— Start Stored rows —

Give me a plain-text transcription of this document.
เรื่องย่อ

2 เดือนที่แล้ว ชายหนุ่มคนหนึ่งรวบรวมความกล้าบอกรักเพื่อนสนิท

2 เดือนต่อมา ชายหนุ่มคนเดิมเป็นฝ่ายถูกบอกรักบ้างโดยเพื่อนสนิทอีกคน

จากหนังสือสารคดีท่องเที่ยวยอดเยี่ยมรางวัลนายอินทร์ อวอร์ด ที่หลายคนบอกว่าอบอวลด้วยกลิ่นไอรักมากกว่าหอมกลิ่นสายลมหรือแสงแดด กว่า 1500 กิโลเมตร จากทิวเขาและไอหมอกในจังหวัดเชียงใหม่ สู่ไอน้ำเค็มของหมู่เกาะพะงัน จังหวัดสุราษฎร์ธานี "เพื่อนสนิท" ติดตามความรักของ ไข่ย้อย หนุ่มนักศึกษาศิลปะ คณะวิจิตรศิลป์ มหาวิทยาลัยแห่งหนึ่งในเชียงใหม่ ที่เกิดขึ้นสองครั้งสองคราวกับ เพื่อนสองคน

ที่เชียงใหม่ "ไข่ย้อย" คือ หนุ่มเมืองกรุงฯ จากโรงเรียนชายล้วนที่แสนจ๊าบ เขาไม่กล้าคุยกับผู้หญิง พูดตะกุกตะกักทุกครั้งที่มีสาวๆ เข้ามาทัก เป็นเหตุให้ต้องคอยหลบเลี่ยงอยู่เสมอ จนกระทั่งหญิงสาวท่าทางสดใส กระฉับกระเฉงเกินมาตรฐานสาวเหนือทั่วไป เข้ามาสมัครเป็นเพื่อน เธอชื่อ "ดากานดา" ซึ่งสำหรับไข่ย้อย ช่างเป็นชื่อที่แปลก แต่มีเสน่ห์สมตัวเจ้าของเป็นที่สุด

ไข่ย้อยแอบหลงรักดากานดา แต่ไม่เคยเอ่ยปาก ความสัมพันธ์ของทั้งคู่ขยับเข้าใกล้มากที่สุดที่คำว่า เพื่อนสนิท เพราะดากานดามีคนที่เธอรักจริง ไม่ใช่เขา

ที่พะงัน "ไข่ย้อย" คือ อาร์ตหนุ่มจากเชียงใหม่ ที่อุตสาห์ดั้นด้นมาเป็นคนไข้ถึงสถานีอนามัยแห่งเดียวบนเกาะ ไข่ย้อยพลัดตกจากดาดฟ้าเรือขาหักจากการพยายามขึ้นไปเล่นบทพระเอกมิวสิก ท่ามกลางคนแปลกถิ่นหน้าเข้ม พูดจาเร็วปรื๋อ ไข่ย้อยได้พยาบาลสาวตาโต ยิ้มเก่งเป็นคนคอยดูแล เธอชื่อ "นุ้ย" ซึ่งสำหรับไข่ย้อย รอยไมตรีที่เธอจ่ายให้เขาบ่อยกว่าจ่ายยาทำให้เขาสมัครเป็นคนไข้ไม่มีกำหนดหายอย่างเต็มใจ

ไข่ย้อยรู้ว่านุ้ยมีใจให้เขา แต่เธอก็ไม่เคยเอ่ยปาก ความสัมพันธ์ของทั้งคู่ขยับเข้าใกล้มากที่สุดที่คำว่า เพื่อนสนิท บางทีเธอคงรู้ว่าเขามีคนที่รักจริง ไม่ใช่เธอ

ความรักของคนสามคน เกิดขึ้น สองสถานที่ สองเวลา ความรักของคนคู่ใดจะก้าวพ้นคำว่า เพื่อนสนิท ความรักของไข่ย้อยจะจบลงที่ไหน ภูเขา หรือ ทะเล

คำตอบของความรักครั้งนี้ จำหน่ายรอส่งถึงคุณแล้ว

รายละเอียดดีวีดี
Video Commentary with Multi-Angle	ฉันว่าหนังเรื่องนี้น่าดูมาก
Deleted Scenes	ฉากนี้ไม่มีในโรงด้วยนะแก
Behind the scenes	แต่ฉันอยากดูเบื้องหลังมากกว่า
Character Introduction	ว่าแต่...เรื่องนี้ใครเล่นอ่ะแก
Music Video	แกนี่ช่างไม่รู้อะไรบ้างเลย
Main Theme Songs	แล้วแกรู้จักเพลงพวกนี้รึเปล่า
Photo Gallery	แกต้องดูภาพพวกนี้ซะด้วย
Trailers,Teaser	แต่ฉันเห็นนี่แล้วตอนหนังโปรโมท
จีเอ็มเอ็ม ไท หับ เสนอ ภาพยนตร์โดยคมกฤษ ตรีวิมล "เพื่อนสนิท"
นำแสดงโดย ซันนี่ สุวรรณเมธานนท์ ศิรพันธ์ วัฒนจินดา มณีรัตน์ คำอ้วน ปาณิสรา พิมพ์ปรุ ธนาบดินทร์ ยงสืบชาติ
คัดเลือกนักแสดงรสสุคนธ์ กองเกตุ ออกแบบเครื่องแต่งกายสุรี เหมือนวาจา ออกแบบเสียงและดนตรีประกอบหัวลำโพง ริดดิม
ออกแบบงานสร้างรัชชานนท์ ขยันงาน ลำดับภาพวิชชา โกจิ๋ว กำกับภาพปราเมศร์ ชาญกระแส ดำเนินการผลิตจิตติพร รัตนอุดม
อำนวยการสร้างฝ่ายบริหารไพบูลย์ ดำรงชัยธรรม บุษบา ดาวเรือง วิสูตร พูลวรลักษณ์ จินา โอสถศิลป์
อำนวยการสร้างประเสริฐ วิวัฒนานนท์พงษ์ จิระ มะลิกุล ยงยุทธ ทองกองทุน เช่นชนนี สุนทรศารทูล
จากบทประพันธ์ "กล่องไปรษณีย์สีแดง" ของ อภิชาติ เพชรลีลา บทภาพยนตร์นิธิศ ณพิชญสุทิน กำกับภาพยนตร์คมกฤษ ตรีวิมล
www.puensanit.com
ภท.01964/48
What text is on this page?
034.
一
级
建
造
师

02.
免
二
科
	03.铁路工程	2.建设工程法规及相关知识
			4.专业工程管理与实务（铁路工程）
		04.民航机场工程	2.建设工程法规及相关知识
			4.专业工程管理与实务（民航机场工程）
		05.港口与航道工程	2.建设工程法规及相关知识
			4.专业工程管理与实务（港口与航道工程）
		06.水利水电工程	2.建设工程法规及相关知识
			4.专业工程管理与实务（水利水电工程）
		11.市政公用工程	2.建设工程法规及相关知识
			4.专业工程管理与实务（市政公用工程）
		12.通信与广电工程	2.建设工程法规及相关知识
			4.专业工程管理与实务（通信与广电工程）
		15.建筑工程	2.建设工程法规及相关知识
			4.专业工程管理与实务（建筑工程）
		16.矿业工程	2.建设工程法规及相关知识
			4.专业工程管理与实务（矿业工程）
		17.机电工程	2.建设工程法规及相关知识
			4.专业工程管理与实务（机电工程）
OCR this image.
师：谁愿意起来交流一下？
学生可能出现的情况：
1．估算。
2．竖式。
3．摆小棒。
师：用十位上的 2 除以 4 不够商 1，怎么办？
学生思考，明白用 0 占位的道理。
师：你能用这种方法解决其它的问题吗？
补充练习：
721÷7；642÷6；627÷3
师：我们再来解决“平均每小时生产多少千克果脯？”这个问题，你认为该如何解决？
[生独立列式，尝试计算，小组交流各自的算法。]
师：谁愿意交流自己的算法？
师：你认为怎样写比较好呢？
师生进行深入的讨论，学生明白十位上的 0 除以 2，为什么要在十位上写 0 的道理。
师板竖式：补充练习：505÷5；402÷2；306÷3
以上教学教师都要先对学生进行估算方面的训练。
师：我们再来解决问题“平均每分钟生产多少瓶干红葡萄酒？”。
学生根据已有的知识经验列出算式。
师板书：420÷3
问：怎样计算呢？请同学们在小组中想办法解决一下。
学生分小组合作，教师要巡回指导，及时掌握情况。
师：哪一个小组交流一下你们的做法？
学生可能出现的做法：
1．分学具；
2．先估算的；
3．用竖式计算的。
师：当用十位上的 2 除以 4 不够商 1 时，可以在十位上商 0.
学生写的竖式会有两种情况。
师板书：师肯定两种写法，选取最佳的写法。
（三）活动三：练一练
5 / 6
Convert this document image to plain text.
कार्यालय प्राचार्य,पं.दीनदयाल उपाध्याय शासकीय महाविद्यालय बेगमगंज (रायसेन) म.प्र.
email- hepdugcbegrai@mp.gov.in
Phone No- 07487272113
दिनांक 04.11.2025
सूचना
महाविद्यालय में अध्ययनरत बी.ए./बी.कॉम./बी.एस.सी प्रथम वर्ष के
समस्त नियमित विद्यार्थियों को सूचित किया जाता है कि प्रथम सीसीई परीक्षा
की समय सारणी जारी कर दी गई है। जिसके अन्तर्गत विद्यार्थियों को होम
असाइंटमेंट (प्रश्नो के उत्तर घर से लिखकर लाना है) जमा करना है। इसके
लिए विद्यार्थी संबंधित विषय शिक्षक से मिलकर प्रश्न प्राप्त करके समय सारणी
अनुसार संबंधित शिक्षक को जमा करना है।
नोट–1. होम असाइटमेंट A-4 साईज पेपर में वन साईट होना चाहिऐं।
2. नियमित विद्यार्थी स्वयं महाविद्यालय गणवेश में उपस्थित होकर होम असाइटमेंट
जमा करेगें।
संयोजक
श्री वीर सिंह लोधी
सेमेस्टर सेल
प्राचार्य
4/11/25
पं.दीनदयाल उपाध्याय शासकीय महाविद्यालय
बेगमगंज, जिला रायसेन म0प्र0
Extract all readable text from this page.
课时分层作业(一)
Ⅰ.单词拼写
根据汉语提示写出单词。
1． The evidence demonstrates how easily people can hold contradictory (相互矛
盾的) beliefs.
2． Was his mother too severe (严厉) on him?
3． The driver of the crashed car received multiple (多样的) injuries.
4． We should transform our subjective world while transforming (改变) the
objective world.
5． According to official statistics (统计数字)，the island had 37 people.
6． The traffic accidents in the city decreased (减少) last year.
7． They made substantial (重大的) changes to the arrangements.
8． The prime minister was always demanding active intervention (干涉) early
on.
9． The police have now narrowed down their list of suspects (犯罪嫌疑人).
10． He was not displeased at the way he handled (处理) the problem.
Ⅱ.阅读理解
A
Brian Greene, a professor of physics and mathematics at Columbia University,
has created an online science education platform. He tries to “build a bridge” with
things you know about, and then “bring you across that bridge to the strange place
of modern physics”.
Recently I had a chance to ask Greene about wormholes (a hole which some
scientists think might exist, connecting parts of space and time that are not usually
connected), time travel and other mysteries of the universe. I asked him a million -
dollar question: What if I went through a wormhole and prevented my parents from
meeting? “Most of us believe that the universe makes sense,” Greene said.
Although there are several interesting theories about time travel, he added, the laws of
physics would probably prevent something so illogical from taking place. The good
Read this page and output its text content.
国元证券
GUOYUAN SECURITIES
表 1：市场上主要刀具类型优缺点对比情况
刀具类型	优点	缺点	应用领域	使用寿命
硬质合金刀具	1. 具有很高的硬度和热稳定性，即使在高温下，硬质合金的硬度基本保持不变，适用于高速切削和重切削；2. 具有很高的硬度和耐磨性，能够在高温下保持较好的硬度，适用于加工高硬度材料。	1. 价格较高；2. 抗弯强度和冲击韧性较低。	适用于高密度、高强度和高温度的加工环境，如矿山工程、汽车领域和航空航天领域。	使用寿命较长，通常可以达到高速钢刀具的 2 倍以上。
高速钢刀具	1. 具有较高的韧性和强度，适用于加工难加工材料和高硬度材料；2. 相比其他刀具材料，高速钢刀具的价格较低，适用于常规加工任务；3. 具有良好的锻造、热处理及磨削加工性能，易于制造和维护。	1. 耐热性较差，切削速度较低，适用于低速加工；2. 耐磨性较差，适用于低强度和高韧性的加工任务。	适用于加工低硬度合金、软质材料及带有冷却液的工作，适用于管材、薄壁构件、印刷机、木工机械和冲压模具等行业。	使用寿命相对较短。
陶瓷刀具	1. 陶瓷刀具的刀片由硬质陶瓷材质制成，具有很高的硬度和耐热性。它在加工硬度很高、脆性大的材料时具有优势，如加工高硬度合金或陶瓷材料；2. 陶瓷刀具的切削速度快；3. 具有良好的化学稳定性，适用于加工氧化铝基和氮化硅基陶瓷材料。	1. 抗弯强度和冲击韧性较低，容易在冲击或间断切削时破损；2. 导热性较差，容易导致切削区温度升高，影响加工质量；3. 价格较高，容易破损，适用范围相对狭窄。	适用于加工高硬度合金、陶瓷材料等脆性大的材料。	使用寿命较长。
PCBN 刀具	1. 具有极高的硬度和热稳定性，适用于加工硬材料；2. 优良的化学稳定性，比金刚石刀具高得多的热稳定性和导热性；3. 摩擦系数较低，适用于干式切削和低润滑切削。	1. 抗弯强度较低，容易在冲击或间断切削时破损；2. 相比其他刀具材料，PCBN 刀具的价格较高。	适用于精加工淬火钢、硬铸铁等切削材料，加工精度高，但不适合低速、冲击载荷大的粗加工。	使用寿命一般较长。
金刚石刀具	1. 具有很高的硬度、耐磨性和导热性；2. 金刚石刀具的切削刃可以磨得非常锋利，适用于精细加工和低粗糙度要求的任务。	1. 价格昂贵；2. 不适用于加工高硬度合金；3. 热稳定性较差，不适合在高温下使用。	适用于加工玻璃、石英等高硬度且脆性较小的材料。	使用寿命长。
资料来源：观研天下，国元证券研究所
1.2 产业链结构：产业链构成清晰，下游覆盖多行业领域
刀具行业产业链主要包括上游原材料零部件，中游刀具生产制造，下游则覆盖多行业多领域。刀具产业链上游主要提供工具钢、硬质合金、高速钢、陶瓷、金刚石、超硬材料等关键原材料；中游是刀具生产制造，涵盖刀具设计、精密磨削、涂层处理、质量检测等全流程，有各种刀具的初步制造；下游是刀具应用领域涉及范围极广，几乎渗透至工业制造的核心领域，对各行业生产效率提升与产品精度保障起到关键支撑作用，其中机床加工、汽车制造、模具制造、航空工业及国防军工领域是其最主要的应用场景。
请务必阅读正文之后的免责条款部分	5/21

— End Stored rows —

Starting at the line that contains "Read this page and output its text content.", write out every line to the end of the entries, exactly as given.

Solution to this task:
Read this page and output its text content.
国元证券
GUOYUAN SECURITIES
表 1：市场上主要刀具类型优缺点对比情况
刀具类型	优点	缺点	应用领域	使用寿命
硬质合金刀具	1. 具有很高的硬度和热稳定性，即使在高温下，硬质合金的硬度基本保持不变，适用于高速切削和重切削；2. 具有很高的硬度和耐磨性，能够在高温下保持较好的硬度，适用于加工高硬度材料。	1. 价格较高；2. 抗弯强度和冲击韧性较低。	适用于高密度、高强度和高温度的加工环境，如矿山工程、汽车领域和航空航天领域。	使用寿命较长，通常可以达到高速钢刀具的 2 倍以上。
高速钢刀具	1. 具有较高的韧性和强度，适用于加工难加工材料和高硬度材料；2. 相比其他刀具材料，高速钢刀具的价格较低，适用于常规加工任务；3. 具有良好的锻造、热处理及磨削加工性能，易于制造和维护。	1. 耐热性较差，切削速度较低，适用于低速加工；2. 耐磨性较差，适用于低强度和高韧性的加工任务。	适用于加工低硬度合金、软质材料及带有冷却液的工作，适用于管材、薄壁构件、印刷机、木工机械和冲压模具等行业。	使用寿命相对较短。
陶瓷刀具	1. 陶瓷刀具的刀片由硬质陶瓷材质制成，具有很高的硬度和耐热性。它在加工硬度很高、脆性大的材料时具有优势，如加工高硬度合金或陶瓷材料；2. 陶瓷刀具的切削速度快；3. 具有良好的化学稳定性，适用于加工氧化铝基和氮化硅基陶瓷材料。	1. 抗弯强度和冲击韧性较低，容易在冲击或间断切削时破损；2. 导热性较差，容易导致切削区温度升高，影响加工质量；3. 价格较高，容易破损，适用范围相对狭窄。	适用于加工高硬度合金、陶瓷材料等脆性大的材料。	使用寿命较长。
PCBN 刀具	1. 具有极高的硬度和热稳定性，适用于加工硬材料；2. 优良的化学稳定性，比金刚石刀具高得多的热稳定性和导热性；3. 摩擦系数较低，适用于干式切削和低润滑切削。	1. 抗弯强度较低，容易在冲击或间断切削时破损；2. 相比其他刀具材料，PCBN 刀具的价格较高。	适用于精加工淬火钢、硬铸铁等切削材料，加工精度高，但不适合低速、冲击载荷大的粗加工。	使用寿命一般较长。
金刚石刀具	1. 具有很高的硬度、耐磨性和导热性；2. 金刚石刀具的切削刃可以磨得非常锋利，适用于精细加工和低粗糙度要求的任务。	1. 价格昂贵；2. 不适用于加工高硬度合金；3. 热稳定性较差，不适合在高温下使用。	适用于加工玻璃、石英等高硬度且脆性较小的材料。	使用寿命长。
资料来源：观研天下，国元证券研究所
1.2 产业链结构：产业链构成清晰，下游覆盖多行业领域
刀具行业产业链主要包括上游原材料零部件，中游刀具生产制造，下游则覆盖多行业多领域。刀具产业链上游主要提供工具钢、硬质合金、高速钢、陶瓷、金刚石、超硬材料等关键原材料；中游是刀具生产制造，涵盖刀具设计、精密磨削、涂层处理、质量检测等全流程，有各种刀具的初步制造；下游是刀具应用领域涉及范围极广，几乎渗透至工业制造的核心领域，对各行业生产效率提升与产品精度保障起到关键支撑作用，其中机床加工、汽车制造、模具制造、航空工业及国防军工领域是其最主要的应用场景。
请务必阅读正文之后的免责条款部分	5/21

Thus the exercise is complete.